■ Exercise: Write out the listing exactly as it is given.

■ Dataset excerpts:
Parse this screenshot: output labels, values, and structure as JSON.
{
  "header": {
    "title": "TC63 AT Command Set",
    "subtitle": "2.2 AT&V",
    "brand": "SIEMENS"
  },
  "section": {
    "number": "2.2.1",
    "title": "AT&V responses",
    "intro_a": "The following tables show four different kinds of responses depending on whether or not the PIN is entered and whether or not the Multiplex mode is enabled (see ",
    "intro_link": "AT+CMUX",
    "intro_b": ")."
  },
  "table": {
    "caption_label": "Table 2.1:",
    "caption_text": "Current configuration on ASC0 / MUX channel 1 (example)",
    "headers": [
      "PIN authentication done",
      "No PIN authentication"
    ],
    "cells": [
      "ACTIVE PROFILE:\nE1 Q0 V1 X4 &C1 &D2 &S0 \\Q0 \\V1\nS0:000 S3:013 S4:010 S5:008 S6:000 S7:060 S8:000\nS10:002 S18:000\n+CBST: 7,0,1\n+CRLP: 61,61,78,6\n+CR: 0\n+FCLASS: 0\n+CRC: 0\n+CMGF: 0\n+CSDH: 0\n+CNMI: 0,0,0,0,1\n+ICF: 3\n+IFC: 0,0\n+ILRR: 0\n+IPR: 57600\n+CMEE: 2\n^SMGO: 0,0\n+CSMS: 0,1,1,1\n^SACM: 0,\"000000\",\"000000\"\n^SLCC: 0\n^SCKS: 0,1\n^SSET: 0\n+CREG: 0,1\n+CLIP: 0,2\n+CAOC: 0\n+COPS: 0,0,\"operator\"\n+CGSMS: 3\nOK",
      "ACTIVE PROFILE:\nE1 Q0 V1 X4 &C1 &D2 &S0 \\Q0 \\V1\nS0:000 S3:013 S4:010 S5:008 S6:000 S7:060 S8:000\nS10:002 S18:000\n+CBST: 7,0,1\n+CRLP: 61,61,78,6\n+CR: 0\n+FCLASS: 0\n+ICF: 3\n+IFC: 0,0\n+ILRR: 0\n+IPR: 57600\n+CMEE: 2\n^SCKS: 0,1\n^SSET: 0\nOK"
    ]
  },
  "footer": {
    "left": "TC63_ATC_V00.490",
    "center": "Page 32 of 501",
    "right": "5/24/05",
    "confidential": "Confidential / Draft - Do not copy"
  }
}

■ Finished task:
Parse this screenshot: output labels, values, and structure as JSON.
{
  "header": {
    "title": "TC63 AT Command Set",
    "subtitle": "2.2 AT&V",
    "brand": "SIEMENS"
  },
  "section": {
    "number": "2.2.1",
    "title": "AT&V responses",
    "intro_a": "The following tables show four different kinds of responses depending on whether or not the PIN is entered and whether or not the Multiplex mode is enabled (see ",
    "intro_link": "AT+CMUX",
    "intro_b": ")."
  },
  "table": {
    "caption_label": "Table 2.1:",
    "caption_text": "Current configuration on ASC0 / MUX channel 1 (example)",
    "headers": [
      "PIN authentication done",
      "No PIN authentication"
    ],
    "cells": [
      "ACTIVE PROFILE:\nE1 Q0 V1 X4 &C1 &D2 &S0 \\Q0 \\V1\nS0:000 S3:013 S4:010 S5:008 S6:000 S7:060 S8:000\nS10:002 S18:000\n+CBST: 7,0,1\n+CRLP: 61,61,78,6\n+CR: 0\n+FCLASS: 0\n+CRC: 0\n+CMGF: 0\n+CSDH: 0\n+CNMI: 0,0,0,0,1\n+ICF: 3\n+IFC: 0,0\n+ILRR: 0\n+IPR: 57600\n+CMEE: 2\n^SMGO: 0,0\n+CSMS: 0,1,1,1\n^SACM: 0,\"000000\",\"000000\"\n^SLCC: 0\n^SCKS: 0,1\n^SSET: 0\n+CREG: 0,1\n+CLIP: 0,2\n+CAOC: 0\n+COPS: 0,0,\"operator\"\n+CGSMS: 3\nOK",
      "ACTIVE PROFILE:\nE1 Q0 V1 X4 &C1 &D2 &S0 \\Q0 \\V1\nS0:000 S3:013 S4:010 S5:008 S6:000 S7:060 S8:000\nS10:002 S18:000\n+CBST: 7,0,1\n+CRLP: 61,61,78,6\n+CR: 0\n+FCLASS: 0\n+ICF: 3\n+IFC: 0,0\n+ILRR: 0\n+IPR: 57600\n+CMEE: 2\n^SCKS: 0,1\n^SSET: 0\nOK"
    ]
  },
  "footer": {
    "left": "TC63_ATC_V00.490",
    "center": "Page 32 of 501",
    "right": "5/24/05",
    "confidential": "Confidential / Draft - Do not copy"
  }
}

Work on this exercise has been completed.